§ WHAT YOU SHOULD DO: Transcribe the listing that follows in full, omitting pictures.

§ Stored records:

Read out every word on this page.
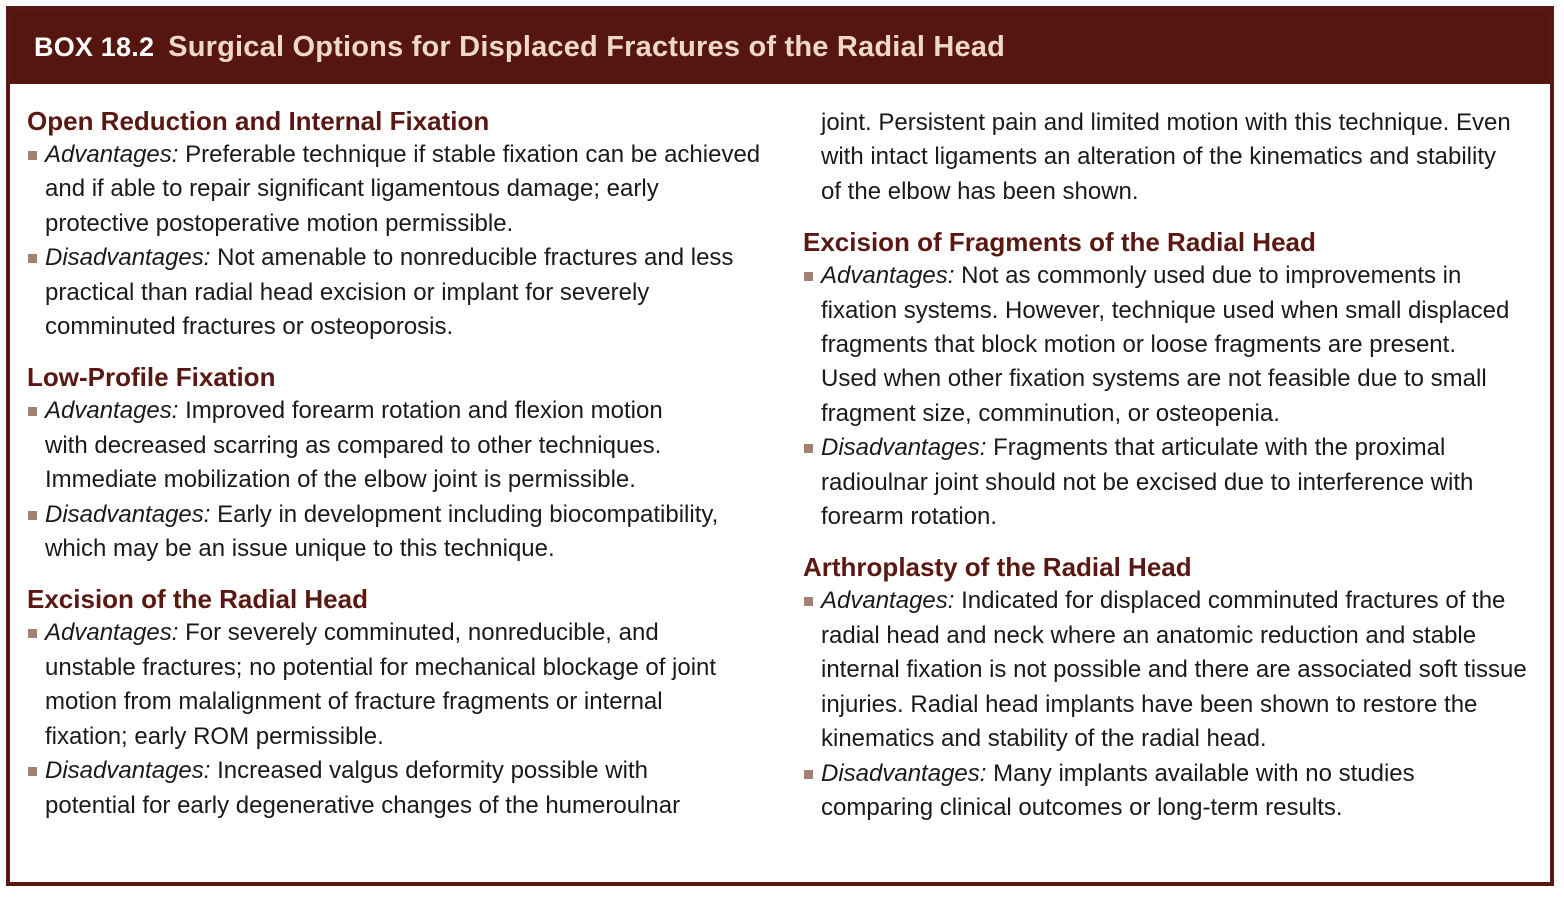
BOX 18.2 Surgical Options for Displaced Fractures of the Radial Head

Open Reduction and Internal Fixation

Advantages: Preferable technique if stable fixation can be achieved and if able to repair significant ligamentous damage; early protective postoperative motion permissible.

Disadvantages: Not amenable to nonreducible fractures and less practical than radial head excision or implant for severely comminuted fractures or osteoporosis.

Low-Profile Fixation

Advantages: Improved forearm rotation and flexion motion with decreased scarring as compared to other techniques. Immediate mobilization of the elbow joint is permissible.

Disadvantages: Early in development including biocompatibility, which may be an issue unique to this technique.

Excision of the Radial Head

Advantages: For severely comminuted, nonreducible, and unstable fractures; no potential for mechanical blockage of joint motion from malalignment of fracture fragments or internal fixation; early ROM permissible.

Disadvantages: Increased valgus deformity possible with potential for early degenerative changes of the humeroulnar

joint. Persistent pain and limited motion with this technique. Even with intact ligaments an alteration of the kinematics and stability of the elbow has been shown.

Excision of Fragments of the Radial Head

Advantages: Not as commonly used due to improvements in fixation systems. However, technique used when small displaced fragments that block motion or loose fragments are present. Used when other fixation systems are not feasible due to small fragment size, comminution, or osteopenia.

Disadvantages: Fragments that articulate with the proximal radioulnar joint should not be excised due to interference with forearm rotation.

Arthroplasty of the Radial Head

Advantages: Indicated for displaced comminuted fractures of the radial head and neck where an anatomic reduction and stable internal fixation is not possible and there are associated soft tissue injuries. Radial head implants have been shown to restore the kinematics and stability of the radial head.

Disadvantages: Many implants available with no studies comparing clinical outcomes or long-term results.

§ EXERCISE SOLUTION:
Read out every word on this page.
BOX 18.2 Surgical Options for Displaced Fractures of the Radial Head

Open Reduction and Internal Fixation

Advantages: Preferable technique if stable fixation can be achieved and if able to repair significant ligamentous damage; early protective postoperative motion permissible.

Disadvantages: Not amenable to nonreducible fractures and less practical than radial head excision or implant for severely comminuted fractures or osteoporosis.

Low-Profile Fixation

Advantages: Improved forearm rotation and flexion motion with decreased scarring as compared to other techniques. Immediate mobilization of the elbow joint is permissible.

Disadvantages: Early in development including biocompatibility, which may be an issue unique to this technique.

Excision of the Radial Head

Advantages: For severely comminuted, nonreducible, and unstable fractures; no potential for mechanical blockage of joint motion from malalignment of fracture fragments or internal fixation; early ROM permissible.

Disadvantages: Increased valgus deformity possible with potential for early degenerative changes of the humeroulnar

joint. Persistent pain and limited motion with this technique. Even with intact ligaments an alteration of the kinematics and stability of the elbow has been shown.

Excision of Fragments of the Radial Head

Advantages: Not as commonly used due to improvements in fixation systems. However, technique used when small displaced fragments that block motion or loose fragments are present. Used when other fixation systems are not feasible due to small fragment size, comminution, or osteopenia.

Disadvantages: Fragments that articulate with the proximal radioulnar joint should not be excised due to interference with forearm rotation.

Arthroplasty of the Radial Head

Advantages: Indicated for displaced comminuted fractures of the radial head and neck where an anatomic reduction and stable internal fixation is not possible and there are associated soft tissue injuries. Radial head implants have been shown to restore the kinematics and stability of the radial head.

Disadvantages: Many implants available with no studies comparing clinical outcomes or long-term results.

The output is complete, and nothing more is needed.